Stated problem
Scan the lines below for "Plugin"; report the number of lines that contain it, and only that.

========================

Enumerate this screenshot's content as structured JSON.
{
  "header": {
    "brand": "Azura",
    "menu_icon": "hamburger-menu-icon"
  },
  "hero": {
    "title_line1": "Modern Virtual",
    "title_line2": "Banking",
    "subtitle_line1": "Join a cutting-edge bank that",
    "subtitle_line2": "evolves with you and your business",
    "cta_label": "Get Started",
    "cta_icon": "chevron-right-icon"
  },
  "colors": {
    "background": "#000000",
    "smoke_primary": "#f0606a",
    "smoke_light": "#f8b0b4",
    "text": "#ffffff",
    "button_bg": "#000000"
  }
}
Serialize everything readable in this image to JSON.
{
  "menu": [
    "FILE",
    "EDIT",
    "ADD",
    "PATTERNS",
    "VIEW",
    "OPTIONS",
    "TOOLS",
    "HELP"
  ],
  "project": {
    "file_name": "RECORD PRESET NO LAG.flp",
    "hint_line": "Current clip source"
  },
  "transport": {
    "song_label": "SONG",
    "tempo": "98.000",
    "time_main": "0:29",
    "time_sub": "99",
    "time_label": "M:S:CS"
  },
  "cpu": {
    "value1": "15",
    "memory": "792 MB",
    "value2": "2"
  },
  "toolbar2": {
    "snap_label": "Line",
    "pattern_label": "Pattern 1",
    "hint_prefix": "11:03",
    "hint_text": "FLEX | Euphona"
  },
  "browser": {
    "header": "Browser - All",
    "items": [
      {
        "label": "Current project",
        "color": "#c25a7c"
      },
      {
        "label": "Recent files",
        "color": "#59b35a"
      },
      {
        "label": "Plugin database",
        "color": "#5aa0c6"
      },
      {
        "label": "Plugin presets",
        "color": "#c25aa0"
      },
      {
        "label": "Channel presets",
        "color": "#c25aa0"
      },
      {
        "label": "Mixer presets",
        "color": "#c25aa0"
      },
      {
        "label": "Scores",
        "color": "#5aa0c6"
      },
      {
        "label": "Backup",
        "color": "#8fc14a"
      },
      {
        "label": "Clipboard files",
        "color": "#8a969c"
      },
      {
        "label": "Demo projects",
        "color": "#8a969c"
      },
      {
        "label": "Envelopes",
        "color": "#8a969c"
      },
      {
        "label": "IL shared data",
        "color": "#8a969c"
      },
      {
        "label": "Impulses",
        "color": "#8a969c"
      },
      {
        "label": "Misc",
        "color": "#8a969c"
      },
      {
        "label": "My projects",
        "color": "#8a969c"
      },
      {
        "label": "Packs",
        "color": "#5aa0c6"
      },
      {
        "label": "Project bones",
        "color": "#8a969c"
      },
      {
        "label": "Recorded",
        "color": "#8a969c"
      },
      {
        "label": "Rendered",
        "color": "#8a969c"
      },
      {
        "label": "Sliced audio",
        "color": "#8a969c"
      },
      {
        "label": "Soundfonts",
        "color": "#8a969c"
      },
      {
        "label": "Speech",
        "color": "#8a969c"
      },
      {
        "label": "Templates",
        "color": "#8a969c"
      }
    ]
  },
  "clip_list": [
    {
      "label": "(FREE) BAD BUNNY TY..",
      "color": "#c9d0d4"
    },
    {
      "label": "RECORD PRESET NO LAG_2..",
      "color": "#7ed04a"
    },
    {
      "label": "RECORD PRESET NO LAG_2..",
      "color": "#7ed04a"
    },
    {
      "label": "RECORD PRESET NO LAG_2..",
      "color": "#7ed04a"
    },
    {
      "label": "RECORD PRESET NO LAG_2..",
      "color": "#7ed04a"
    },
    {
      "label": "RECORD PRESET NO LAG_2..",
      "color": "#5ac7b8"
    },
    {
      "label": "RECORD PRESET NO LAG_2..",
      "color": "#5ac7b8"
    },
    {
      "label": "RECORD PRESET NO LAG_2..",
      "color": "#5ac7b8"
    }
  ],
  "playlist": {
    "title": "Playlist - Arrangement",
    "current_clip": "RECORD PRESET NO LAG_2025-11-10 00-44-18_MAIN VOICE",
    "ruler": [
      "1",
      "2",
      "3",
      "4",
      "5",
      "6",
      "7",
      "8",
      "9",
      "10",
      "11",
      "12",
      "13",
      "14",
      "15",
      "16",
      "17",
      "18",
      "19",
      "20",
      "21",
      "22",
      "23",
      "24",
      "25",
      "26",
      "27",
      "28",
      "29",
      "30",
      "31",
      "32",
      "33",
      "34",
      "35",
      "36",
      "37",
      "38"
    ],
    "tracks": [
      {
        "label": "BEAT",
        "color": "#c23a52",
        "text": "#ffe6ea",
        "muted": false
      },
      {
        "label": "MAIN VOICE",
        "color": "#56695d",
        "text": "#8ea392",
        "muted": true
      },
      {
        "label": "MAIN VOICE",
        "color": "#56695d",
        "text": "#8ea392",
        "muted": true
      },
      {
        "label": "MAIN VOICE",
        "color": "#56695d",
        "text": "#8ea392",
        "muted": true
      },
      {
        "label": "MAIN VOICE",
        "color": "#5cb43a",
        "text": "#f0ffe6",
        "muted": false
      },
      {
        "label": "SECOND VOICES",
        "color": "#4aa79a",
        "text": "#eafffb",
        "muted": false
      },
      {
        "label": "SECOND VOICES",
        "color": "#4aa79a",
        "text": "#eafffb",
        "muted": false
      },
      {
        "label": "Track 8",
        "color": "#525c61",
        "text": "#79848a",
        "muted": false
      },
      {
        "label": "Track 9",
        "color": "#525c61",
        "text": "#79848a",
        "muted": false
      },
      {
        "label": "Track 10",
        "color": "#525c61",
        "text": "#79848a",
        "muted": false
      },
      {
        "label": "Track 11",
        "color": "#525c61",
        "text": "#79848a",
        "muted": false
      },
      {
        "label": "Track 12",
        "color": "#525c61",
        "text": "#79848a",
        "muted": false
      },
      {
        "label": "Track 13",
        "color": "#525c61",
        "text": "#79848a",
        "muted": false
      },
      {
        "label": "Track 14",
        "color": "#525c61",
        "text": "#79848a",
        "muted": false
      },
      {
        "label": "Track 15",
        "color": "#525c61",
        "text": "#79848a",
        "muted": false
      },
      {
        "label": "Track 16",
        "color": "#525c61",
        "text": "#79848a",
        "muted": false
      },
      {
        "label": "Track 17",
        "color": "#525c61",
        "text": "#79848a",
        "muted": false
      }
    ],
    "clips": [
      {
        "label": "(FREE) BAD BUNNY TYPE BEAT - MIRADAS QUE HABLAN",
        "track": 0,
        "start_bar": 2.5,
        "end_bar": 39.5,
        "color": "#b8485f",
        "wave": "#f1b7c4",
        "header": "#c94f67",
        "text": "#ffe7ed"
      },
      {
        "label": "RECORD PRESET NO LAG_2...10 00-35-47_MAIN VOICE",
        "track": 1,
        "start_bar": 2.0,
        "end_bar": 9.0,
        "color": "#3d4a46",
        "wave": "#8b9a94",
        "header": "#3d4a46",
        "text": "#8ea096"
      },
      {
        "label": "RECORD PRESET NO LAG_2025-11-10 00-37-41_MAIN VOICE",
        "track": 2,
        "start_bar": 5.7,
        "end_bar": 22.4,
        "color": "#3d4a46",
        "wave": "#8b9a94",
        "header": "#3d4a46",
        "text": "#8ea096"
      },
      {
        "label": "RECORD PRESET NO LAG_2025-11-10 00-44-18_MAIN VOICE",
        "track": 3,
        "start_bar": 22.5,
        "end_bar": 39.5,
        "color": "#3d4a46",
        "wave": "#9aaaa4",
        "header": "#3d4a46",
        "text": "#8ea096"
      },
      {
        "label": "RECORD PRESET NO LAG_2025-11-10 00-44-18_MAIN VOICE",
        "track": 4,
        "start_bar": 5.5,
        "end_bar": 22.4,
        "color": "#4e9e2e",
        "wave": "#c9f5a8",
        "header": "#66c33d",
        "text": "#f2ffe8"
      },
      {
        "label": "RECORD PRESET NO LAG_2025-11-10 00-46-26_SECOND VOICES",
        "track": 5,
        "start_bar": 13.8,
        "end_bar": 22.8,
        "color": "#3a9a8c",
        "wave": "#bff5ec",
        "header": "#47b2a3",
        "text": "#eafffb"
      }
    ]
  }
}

========================

Solution to the problem
2